___ Exercise inputs ___

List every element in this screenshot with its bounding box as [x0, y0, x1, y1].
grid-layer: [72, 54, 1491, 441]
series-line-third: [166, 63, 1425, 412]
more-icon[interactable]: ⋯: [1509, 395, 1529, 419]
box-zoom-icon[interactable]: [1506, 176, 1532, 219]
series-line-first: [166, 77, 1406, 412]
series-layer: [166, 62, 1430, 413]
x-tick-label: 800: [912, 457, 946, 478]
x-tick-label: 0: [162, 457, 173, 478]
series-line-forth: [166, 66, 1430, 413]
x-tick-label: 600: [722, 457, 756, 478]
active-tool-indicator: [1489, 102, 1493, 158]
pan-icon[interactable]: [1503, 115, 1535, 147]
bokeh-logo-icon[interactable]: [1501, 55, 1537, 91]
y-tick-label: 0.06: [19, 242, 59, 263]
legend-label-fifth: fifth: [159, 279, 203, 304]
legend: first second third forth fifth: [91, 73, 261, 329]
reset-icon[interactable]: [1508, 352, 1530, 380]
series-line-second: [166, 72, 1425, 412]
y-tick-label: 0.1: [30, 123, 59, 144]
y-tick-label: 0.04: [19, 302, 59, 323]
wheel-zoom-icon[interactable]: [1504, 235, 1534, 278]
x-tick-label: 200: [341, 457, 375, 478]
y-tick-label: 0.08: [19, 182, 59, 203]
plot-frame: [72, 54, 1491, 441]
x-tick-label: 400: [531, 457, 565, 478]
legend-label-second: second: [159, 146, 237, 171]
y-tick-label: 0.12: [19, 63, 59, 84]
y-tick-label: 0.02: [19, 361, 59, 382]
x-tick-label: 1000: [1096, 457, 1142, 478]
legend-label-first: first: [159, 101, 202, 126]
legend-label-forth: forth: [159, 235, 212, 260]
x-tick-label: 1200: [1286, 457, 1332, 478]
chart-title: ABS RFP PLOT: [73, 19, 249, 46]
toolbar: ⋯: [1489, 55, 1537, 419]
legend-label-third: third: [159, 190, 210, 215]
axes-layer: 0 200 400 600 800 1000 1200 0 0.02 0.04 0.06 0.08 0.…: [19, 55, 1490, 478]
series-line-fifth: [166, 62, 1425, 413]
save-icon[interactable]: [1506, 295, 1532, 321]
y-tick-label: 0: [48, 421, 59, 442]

___

Rewrite the entries above, changing every "x-tick-label" to "x-axis-tick" and keeping everything else the same.

List every element in this screenshot with its bounding box as [x0, y0, x1, y1].
grid-layer: [72, 54, 1491, 441]
series-line-third: [166, 63, 1425, 412]
more-icon[interactable]: ⋯: [1509, 395, 1529, 419]
box-zoom-icon[interactable]: [1506, 176, 1532, 219]
series-line-first: [166, 77, 1406, 412]
series-layer: [166, 62, 1430, 413]
x-axis-tick: 800: [912, 457, 946, 478]
x-axis-tick: 0: [162, 457, 173, 478]
series-line-forth: [166, 66, 1430, 413]
x-axis-tick: 600: [722, 457, 756, 478]
active-tool-indicator: [1489, 102, 1493, 158]
pan-icon[interactable]: [1503, 115, 1535, 147]
bokeh-logo-icon[interactable]: [1501, 55, 1537, 91]
y-tick-label: 0.06: [19, 242, 59, 263]
legend-label-fifth: fifth: [159, 279, 203, 304]
legend: first second third forth fifth: [91, 73, 261, 329]
reset-icon[interactable]: [1508, 352, 1530, 380]
series-line-second: [166, 72, 1425, 412]
y-tick-label: 0.1: [30, 123, 59, 144]
y-tick-label: 0.04: [19, 302, 59, 323]
wheel-zoom-icon[interactable]: [1504, 235, 1534, 278]
x-axis-tick: 200: [341, 457, 375, 478]
y-tick-label: 0.08: [19, 182, 59, 203]
plot-frame: [72, 54, 1491, 441]
x-axis-tick: 400: [531, 457, 565, 478]
legend-label-second: second: [159, 146, 237, 171]
y-tick-label: 0.12: [19, 63, 59, 84]
y-tick-label: 0.02: [19, 361, 59, 382]
x-axis-tick: 1000: [1096, 457, 1142, 478]
legend-label-first: first: [159, 101, 202, 126]
legend-label-forth: forth: [159, 235, 212, 260]
x-axis-tick: 1200: [1286, 457, 1332, 478]
chart-title: ABS RFP PLOT: [73, 19, 249, 46]
toolbar: ⋯: [1489, 55, 1537, 419]
legend-label-third: third: [159, 190, 210, 215]
axes-layer: 0 200 400 600 800 1000 1200 0 0.02 0.04 0.06 0.08 0.…: [19, 55, 1490, 478]
series-line-fifth: [166, 62, 1425, 413]
save-icon[interactable]: [1506, 295, 1532, 321]
y-tick-label: 0: [48, 421, 59, 442]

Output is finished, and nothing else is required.